But it is partially the standard at fault, since the standard
explicitly allows extended precision for intermediate results
(including, I think function return values, but I'm not sure
there).

> > In your particular case, those statements are close together, initializing f
> > and the comparison, so the compiler may be optimizing and comparing the same
> > thing. It all depends on how the compiler optimizes. Even something like:


> > double f = std::cos(x);
> > double g = std::cos(x);
> > std::cout << ( f == g ) << std::endl;


> > may output 1 or 0, depending on compiler optimization.


> It had better output 1, regardless of compiler optimizations.


I don't know about this particular case, but I've had similar
cases fail with g++. By default, g++ is even looser than the
standard allows. One could put forward the usual argument about
it not mattering how fast you get the wrong results, but in at
least some cases, the results that it gets by violating the
standard are also more precise. (The problem is, of course,
that precise or not, they're not very predictable.)

> > You just cant count on floating point equality, it may work
> > sometimes, not others.
◇ ◇ ◇ ◇ ◇
### GIVEN PROBLEM A
Return, unchanged, the stretch of the records from their first line through the line containing "y-axis-label-right: Cumulative κlat".
The records that follow have no connection to the forum thread above.
◇ ◇ ◇ ◇ ◇
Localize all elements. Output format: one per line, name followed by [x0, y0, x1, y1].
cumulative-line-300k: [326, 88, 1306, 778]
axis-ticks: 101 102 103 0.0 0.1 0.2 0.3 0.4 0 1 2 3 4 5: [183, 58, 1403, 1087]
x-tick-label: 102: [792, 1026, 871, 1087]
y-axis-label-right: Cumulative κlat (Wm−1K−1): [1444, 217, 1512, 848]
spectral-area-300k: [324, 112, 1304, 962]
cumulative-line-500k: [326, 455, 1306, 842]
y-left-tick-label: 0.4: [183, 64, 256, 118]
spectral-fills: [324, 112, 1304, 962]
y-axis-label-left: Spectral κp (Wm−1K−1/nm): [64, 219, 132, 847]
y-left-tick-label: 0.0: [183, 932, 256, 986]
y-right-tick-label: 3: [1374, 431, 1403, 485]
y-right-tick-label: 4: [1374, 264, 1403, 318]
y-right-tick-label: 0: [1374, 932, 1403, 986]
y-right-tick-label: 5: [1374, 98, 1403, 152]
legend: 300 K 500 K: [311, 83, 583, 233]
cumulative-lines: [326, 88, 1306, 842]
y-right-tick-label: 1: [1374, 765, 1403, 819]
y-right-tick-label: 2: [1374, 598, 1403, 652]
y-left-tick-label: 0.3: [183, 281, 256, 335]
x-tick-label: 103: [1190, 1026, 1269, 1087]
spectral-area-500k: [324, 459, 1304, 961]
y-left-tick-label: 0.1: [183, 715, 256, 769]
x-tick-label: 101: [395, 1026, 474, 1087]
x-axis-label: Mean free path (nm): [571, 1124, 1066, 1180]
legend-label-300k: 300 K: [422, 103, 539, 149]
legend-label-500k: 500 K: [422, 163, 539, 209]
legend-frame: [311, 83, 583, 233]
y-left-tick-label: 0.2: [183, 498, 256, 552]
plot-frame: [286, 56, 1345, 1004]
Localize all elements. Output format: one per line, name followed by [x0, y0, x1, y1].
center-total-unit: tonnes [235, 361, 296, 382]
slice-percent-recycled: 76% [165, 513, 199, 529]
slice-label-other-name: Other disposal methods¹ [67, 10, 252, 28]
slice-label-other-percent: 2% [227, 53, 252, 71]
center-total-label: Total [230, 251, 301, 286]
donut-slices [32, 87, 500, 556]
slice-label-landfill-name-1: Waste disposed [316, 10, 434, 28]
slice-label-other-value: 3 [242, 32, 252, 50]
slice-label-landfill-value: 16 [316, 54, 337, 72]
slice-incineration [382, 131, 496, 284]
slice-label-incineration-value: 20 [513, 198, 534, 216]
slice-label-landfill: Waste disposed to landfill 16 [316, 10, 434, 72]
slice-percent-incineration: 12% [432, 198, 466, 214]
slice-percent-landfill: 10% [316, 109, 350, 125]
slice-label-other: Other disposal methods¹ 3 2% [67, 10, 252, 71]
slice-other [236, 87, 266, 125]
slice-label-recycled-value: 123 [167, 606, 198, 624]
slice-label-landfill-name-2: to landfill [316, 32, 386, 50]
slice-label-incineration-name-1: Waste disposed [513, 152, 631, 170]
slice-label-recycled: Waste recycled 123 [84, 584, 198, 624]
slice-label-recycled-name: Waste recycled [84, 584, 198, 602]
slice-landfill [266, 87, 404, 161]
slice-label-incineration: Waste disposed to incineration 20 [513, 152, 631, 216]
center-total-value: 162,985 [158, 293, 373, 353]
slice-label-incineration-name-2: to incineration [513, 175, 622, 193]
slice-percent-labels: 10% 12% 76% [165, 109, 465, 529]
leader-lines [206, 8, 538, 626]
◇ ◇ ◇ ◇ ◇
### GIVEN PROBLEM B
Take the forum thread on floating-point equality further, starting right after its final line.

### WRITTEN RESPONSE A
Localize all elements. Output format: one per line, name followed by [x0, y0, x1, y1].
cumulative-line-300k: [326, 88, 1306, 778]
axis-ticks: 101 102 103 0.0 0.1 0.2 0.3 0.4 0 1 2 3 4 5: [183, 58, 1403, 1087]
x-tick-label: 102: [792, 1026, 871, 1087]
y-axis-label-right: Cumulative κlat (Wm−1K−1): [1444, 217, 1512, 848]

### WRITTEN RESPONSE B
> The not-so-subtle issue here is that the compiler is permitted to do
> floating-point arithmetic at higher precision than the type requires. On
> the x86 this means that floating-point math is done with 80-bit values,
> while float is 32 bits and double is 64 bits. (The reason for allowing
> this is speed: x86 80-bit floating-point math is much faster than 64-bit
> math) When you store into a double, the stored value has to have the
> right precision, though. So storing the result of cos in a double can
> force truncation of a wider-than-double value. When comparing the stored
> value to the original one, the compiler widens the original out to 80
> bits, and the result is different from the original value. That's what's
> happening in the original example.


Question: if I have a function declared "double f()", is the
compiler also allowed to maintain extended precision, even
though I'm using the results of the expression in the return
statement to initialize a double? (G++ definitly does, at least
in some cases.)

> In your example, though, both results are stored, so when widened they
> should produce the same result. Some compilers don't do this, though,
> unless you tell them that they have to obey the rules (speed again).


OK. We're on the same wave length. I can confirm that g++ is
one of those compilers.

--
--
James Kanze (Gabi Software) email: http://www.velocityreviews.com/forums/(E-Mail Removed)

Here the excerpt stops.